[START OF Dataset content]

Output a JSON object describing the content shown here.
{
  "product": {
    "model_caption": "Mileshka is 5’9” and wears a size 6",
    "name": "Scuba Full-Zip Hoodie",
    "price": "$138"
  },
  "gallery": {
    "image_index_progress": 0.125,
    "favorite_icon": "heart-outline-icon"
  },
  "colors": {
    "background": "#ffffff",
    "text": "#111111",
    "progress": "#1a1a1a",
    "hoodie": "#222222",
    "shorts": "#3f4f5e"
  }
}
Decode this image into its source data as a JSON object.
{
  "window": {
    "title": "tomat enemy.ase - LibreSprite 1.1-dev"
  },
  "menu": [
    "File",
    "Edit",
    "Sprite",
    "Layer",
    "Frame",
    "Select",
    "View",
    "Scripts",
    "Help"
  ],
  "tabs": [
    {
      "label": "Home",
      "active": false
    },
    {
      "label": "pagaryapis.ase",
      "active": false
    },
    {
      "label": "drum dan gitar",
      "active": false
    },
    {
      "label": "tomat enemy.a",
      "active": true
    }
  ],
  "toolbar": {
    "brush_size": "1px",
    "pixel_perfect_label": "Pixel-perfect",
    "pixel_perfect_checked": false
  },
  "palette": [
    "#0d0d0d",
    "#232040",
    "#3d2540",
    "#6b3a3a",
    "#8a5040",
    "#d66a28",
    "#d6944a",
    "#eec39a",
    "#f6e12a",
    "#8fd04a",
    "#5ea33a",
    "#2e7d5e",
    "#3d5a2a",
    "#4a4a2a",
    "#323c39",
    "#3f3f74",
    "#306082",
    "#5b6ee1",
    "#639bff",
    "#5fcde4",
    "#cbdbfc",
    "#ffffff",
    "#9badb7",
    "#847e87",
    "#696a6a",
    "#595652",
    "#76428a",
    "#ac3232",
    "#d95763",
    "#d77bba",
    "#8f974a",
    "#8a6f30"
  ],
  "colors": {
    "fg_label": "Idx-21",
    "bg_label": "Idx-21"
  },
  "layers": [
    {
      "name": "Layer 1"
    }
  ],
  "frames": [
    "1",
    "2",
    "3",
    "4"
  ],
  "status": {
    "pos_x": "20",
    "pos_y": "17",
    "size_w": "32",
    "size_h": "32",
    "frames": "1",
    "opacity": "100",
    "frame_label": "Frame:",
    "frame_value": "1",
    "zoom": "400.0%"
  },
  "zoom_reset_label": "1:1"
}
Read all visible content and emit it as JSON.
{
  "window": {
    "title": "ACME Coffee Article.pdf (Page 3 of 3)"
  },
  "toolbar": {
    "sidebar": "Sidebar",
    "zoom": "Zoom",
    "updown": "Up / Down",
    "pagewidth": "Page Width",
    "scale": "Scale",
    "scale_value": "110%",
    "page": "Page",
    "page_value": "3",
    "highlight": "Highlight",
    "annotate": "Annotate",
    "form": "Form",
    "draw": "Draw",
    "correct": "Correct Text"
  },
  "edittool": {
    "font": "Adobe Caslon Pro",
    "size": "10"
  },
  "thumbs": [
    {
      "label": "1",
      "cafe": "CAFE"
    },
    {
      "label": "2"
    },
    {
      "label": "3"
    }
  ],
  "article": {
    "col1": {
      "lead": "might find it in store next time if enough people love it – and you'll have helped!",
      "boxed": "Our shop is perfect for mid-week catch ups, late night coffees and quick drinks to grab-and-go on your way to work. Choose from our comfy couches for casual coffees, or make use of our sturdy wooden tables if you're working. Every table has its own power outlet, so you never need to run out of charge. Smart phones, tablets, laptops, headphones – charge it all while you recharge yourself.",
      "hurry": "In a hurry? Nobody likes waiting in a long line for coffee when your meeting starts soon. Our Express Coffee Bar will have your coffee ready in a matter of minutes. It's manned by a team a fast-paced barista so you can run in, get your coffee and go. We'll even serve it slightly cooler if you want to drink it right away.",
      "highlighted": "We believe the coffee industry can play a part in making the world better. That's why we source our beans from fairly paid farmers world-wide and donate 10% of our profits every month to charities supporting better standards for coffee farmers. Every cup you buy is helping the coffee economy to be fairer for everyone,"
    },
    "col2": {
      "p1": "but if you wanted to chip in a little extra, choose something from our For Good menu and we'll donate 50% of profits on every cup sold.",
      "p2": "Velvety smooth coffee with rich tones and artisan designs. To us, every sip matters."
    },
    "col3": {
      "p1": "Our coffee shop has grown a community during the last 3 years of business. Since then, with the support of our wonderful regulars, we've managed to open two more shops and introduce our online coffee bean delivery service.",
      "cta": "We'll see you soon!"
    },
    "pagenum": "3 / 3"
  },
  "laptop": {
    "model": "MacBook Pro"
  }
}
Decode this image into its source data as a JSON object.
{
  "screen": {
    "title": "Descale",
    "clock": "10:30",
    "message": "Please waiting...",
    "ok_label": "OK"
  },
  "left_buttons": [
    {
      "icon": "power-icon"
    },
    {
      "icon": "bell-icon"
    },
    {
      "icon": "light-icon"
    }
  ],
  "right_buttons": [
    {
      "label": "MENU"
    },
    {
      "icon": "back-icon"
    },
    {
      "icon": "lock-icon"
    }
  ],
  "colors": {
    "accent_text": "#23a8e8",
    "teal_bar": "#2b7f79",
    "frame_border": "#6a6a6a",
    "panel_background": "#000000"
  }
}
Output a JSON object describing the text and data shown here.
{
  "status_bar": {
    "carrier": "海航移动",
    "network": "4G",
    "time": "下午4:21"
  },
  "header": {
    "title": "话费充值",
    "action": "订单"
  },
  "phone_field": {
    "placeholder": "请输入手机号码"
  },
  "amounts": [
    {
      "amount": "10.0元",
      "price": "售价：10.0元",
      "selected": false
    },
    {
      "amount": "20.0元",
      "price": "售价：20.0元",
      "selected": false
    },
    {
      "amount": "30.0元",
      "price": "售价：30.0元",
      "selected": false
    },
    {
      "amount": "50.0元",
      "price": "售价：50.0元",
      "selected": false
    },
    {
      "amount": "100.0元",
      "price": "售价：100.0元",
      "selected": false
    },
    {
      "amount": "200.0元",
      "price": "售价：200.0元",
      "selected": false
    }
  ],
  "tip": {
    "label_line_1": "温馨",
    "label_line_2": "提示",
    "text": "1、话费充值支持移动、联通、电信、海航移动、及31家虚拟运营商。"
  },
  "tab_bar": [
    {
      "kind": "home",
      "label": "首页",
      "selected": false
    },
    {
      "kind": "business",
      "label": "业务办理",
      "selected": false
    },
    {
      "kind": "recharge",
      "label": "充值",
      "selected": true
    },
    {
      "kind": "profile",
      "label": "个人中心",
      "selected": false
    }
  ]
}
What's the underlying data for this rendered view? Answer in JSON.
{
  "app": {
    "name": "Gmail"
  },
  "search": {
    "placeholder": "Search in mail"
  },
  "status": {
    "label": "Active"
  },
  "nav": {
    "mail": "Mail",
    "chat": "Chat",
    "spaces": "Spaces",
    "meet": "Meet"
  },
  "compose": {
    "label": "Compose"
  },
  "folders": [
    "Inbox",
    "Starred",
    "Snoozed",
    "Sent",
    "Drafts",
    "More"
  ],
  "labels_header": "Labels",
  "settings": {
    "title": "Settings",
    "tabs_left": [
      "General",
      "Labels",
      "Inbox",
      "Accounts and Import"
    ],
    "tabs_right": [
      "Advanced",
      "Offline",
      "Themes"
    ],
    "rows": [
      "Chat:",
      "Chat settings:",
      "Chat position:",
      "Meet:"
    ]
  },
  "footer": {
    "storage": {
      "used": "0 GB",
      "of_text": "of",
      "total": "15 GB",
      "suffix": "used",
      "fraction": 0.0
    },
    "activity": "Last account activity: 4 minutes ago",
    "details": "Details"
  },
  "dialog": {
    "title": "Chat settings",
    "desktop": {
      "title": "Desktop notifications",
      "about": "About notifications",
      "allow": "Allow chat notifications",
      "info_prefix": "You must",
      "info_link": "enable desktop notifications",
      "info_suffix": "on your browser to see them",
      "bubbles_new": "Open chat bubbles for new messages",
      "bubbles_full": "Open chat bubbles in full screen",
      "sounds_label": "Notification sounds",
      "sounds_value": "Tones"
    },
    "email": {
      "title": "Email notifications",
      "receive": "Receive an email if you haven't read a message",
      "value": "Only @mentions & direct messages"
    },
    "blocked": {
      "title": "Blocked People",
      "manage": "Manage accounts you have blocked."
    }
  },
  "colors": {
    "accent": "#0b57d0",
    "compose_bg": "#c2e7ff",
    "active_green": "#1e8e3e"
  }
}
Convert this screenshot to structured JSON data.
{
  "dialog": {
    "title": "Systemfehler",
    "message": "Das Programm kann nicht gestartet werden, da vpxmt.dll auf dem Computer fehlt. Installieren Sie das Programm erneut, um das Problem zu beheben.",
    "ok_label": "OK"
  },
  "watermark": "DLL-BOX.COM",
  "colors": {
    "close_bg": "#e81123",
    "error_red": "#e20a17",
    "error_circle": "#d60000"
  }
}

[END OF Dataset content]

Objective: Out of the material above, gather each line where "kind" appears.

Answer to the problem:
      "kind": "home",
      "kind": "business",
      "kind": "recharge",
      "kind": "profile",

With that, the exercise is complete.